Copy out every row below word for word, leaving out the pictures.
========
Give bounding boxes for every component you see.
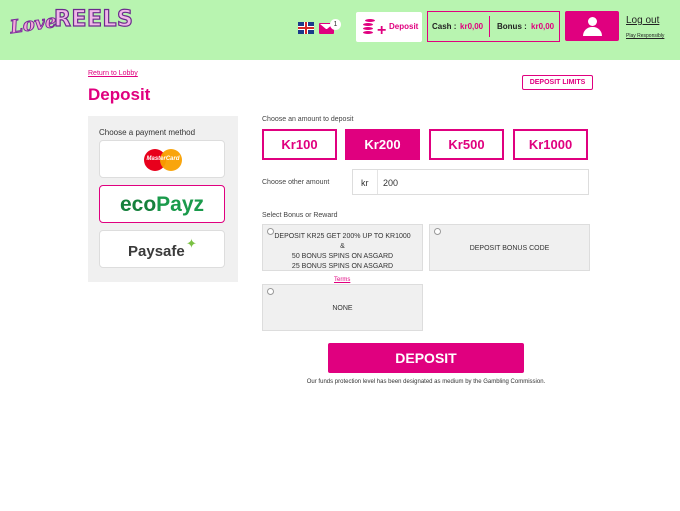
page-title: Deposit (88, 85, 151, 104)
logo-love-text: Love (8, 10, 58, 39)
bonus-option-deposit-code[interactable]: DEPOSIT BONUS CODE (429, 224, 590, 271)
other-amount-label: Choose other amount (262, 179, 330, 186)
return-to-lobby-link[interactable]: Return to Lobby (88, 70, 138, 77)
bonus-value: kr0,00 (531, 22, 555, 31)
user-icon (588, 17, 597, 26)
header-deposit-button[interactable]: + Deposit (356, 12, 422, 42)
header-deposit-label: Deposit (389, 22, 419, 31)
cash-value: kr0,00 (460, 22, 484, 31)
message-count-badge: 1 (330, 19, 341, 30)
bonus-option-text: NONE (332, 305, 353, 312)
balance-divider (489, 16, 490, 37)
uk-flag-icon[interactable] (298, 22, 314, 34)
amount-section-label: Choose an amount to deposit (262, 116, 354, 123)
bonus-radio[interactable] (267, 288, 274, 295)
bonus-option-text: DEPOSIT BONUS CODE (469, 245, 550, 252)
ecopayz-logo: ecoPayz (119, 193, 205, 216)
payment-method-title: Choose a payment method (99, 128, 196, 137)
balance-box: Cash : kr0,00 Bonus : kr0,00 (427, 11, 560, 42)
bonus-option-text: DEPOSIT KR25 GET 200% UP TO KR1000 & 50 … (274, 233, 411, 270)
currency-prefix: kr (361, 178, 369, 188)
paysafe-star-icon: ✦ (186, 236, 197, 251)
play-responsibly-link[interactable]: Play Responsibly (626, 33, 664, 39)
deposit-limits-button[interactable]: DEPOSIT LIMITS (522, 75, 593, 90)
bonus-label: Bonus : (497, 22, 527, 31)
amount-button-500[interactable]: Kr500 (429, 129, 504, 160)
amount-button-200[interactable]: Kr200 (345, 129, 420, 160)
payment-option-paysafe[interactable]: Paysafe ✦ (99, 230, 225, 268)
bonus-radio[interactable] (434, 228, 441, 235)
mastercard-logo: MasterCard (144, 149, 182, 171)
amount-button-1000[interactable]: Kr1000 (513, 129, 588, 160)
logo-reels-text: REELS (53, 6, 134, 32)
bonus-option-none[interactable]: NONE (262, 284, 423, 331)
logout-link[interactable]: Log out (626, 15, 659, 26)
payment-option-mastercard[interactable]: MasterCard (99, 140, 225, 178)
amount-button-100[interactable]: Kr100 (262, 129, 337, 160)
payment-method-panel: Choose a payment method MasterCard ecoPa… (88, 116, 238, 282)
bonus-option-deposit-offer[interactable]: DEPOSIT KR25 GET 200% UP TO KR1000 & 50 … (262, 224, 423, 271)
account-button[interactable] (565, 11, 619, 41)
coins-plus-icon: + (361, 16, 386, 39)
paysafe-logo: Paysafe (128, 243, 185, 260)
deposit-submit-button[interactable]: DEPOSIT (328, 343, 524, 373)
love-reels-logo[interactable]: Love REELS (8, 6, 134, 40)
payment-option-ecopayz[interactable]: ecoPayz (99, 185, 225, 223)
cash-label: Cash : (432, 22, 457, 31)
terms-link[interactable]: Terms (334, 277, 350, 283)
other-amount-value[interactable]: 200 (383, 178, 398, 188)
bonus-section-label: Select Bonus or Reward (262, 212, 338, 219)
top-header: Love REELS 1 + Deposit Cash : kr0,00 Bon… (0, 0, 680, 60)
deposit-page: Love REELS 1 + Deposit Cash : kr0,00 Bon… (0, 0, 680, 511)
funds-protection-note: Our funds protection level has been desi… (306, 379, 546, 385)
other-amount-input[interactable]: kr 200 (352, 169, 589, 195)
========
* Exercise answer
Give bounding boxes for every component you see.
page-title: Deposit (88, 85, 151, 104)
logo-love-text: Love (8, 10, 58, 39)
bonus-option-deposit-code[interactable]: DEPOSIT BONUS CODE (429, 224, 590, 271)
other-amount-label: Choose other amount (262, 179, 330, 186)
return-to-lobby-link[interactable]: Return to Lobby (88, 70, 138, 77)
bonus-value: kr0,00 (531, 22, 555, 31)
user-icon (588, 17, 597, 26)
header-deposit-button[interactable]: + Deposit (356, 12, 422, 42)
header-deposit-label: Deposit (389, 22, 419, 31)
cash-value: kr0,00 (460, 22, 484, 31)
message-count-badge: 1 (330, 19, 341, 30)
bonus-option-text: NONE (332, 305, 353, 312)
balance-divider (489, 16, 490, 37)
uk-flag-icon[interactable] (298, 22, 314, 34)
amount-section-label: Choose an amount to deposit (262, 116, 354, 123)
bonus-radio[interactable] (267, 288, 274, 295)
bonus-option-text: DEPOSIT BONUS CODE (469, 245, 550, 252)
ecopayz-logo: ecoPayz (119, 193, 205, 216)
payment-method-title: Choose a payment method (99, 128, 196, 137)
balance-box: Cash : kr0,00 Bonus : kr0,00 (427, 11, 560, 42)
bonus-option-text: DEPOSIT KR25 GET 200% UP TO KR1000 & 50 … (274, 233, 411, 270)
currency-prefix: kr (361, 178, 369, 188)
paysafe-star-icon: ✦ (186, 236, 197, 251)
play-responsibly-link[interactable]: Play Responsibly (626, 33, 664, 39)
deposit-limits-button[interactable]: DEPOSIT LIMITS (522, 75, 593, 90)
bonus-label: Bonus : (497, 22, 527, 31)
amount-button-500[interactable]: Kr500 (429, 129, 504, 160)
amount-button-200[interactable]: Kr200 (345, 129, 420, 160)
payment-option-paysafe[interactable]: Paysafe ✦ (99, 230, 225, 268)
bonus-radio[interactable] (434, 228, 441, 235)
mastercard-logo: MasterCard (144, 149, 182, 171)
amount-button-1000[interactable]: Kr1000 (513, 129, 588, 160)
logo-reels-text: REELS (53, 6, 134, 32)
bonus-option-none[interactable]: NONE (262, 284, 423, 331)
logout-link[interactable]: Log out (626, 15, 659, 26)
payment-option-mastercard[interactable]: MasterCard (99, 140, 225, 178)
amount-button-100[interactable]: Kr100 (262, 129, 337, 160)
payment-method-panel: Choose a payment method MasterCard ecoPa… (88, 116, 238, 282)
bonus-option-deposit-offer[interactable]: DEPOSIT KR25 GET 200% UP TO KR1000 & 50 … (262, 224, 423, 271)
account-button[interactable] (565, 11, 619, 41)
coins-plus-icon: + (361, 16, 386, 39)
paysafe-logo: Paysafe (128, 243, 185, 260)
deposit-submit-button[interactable]: DEPOSIT (328, 343, 524, 373)
love-reels-logo[interactable]: Love REELS (8, 6, 134, 40)
payment-option-ecopayz[interactable]: ecoPayz (99, 185, 225, 223)
cash-label: Cash : (432, 22, 457, 31)
terms-link[interactable]: Terms (334, 277, 350, 283)
other-amount-value[interactable]: 200 (383, 178, 398, 188)
bonus-section-label: Select Bonus or Reward (262, 212, 338, 219)
top-header: Love REELS 1 + Deposit Cash : kr0,00 Bon… (0, 0, 680, 60)
deposit-page: Love REELS 1 + Deposit Cash : kr0,00 Bon… (0, 0, 680, 511)
funds-protection-note: Our funds protection level has been desi… (306, 379, 546, 385)
other-amount-input[interactable]: kr 200 (352, 169, 589, 195)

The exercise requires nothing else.